▸ **AIM**
Output every line of the material exactly, omitting images.

▸ **THE RECORDS**
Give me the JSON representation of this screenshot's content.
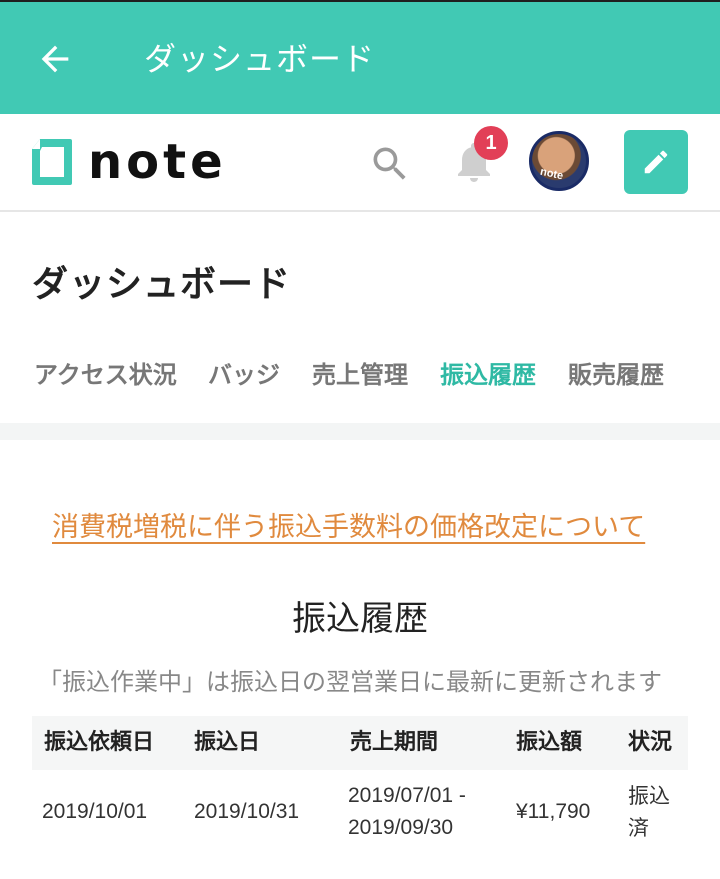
{
  "app_bar": {
    "back_icon": "arrow-left-icon",
    "title": "ダッシュボード",
    "background": "#41c9b4"
  },
  "header": {
    "logo_text": "note",
    "search_icon": "search-icon",
    "bell_icon": "bell-icon",
    "notification_count": "1",
    "badge_color": "#e23f57",
    "avatar_tag": "note",
    "compose_icon": "pencil-icon"
  },
  "page": {
    "title": "ダッシュボード",
    "tabs": [
      {
        "label": "アクセス状況",
        "active": false
      },
      {
        "label": "バッジ",
        "active": false
      },
      {
        "label": "売上管理",
        "active": false
      },
      {
        "label": "振込履歴",
        "active": true
      },
      {
        "label": "販売履歴",
        "active": false
      }
    ],
    "accent": "#2fb9a4"
  },
  "notice": {
    "link_text": "消費税増税に伴う振込手数料の価格改定について",
    "color": "#e08a3e"
  },
  "history": {
    "title": "振込履歴",
    "note": "「振込作業中」は振込日の翌営業日に最新に更新されます",
    "columns": [
      "振込依頼日",
      "振込日",
      "売上期間",
      "振込額",
      "状況"
    ],
    "rows": [
      {
        "request_date": "2019/10/01",
        "transfer_date": "2019/10/31",
        "period_line1": "2019/07/01 -",
        "period_line2": "2019/09/30",
        "amount": "¥11,790",
        "status_line1": "振込",
        "status_line2": "済"
      }
    ]
  }
}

▸ **PROBLEM SOLUTION**
Give me the JSON representation of this screenshot's content.
{
  "app_bar": {
    "back_icon": "arrow-left-icon",
    "title": "ダッシュボード",
    "background": "#41c9b4"
  },
  "header": {
    "logo_text": "note",
    "search_icon": "search-icon",
    "bell_icon": "bell-icon",
    "notification_count": "1",
    "badge_color": "#e23f57",
    "avatar_tag": "note",
    "compose_icon": "pencil-icon"
  },
  "page": {
    "title": "ダッシュボード",
    "tabs": [
      {
        "label": "アクセス状況",
        "active": false
      },
      {
        "label": "バッジ",
        "active": false
      },
      {
        "label": "売上管理",
        "active": false
      },
      {
        "label": "振込履歴",
        "active": true
      },
      {
        "label": "販売履歴",
        "active": false
      }
    ],
    "accent": "#2fb9a4"
  },
  "notice": {
    "link_text": "消費税増税に伴う振込手数料の価格改定について",
    "color": "#e08a3e"
  },
  "history": {
    "title": "振込履歴",
    "note": "「振込作業中」は振込日の翌営業日に最新に更新されます",
    "columns": [
      "振込依頼日",
      "振込日",
      "売上期間",
      "振込額",
      "状況"
    ],
    "rows": [
      {
        "request_date": "2019/10/01",
        "transfer_date": "2019/10/31",
        "period_line1": "2019/07/01 -",
        "period_line2": "2019/09/30",
        "amount": "¥11,790",
        "status_line1": "振込",
        "status_line2": "済"
      }
    ]
  }
}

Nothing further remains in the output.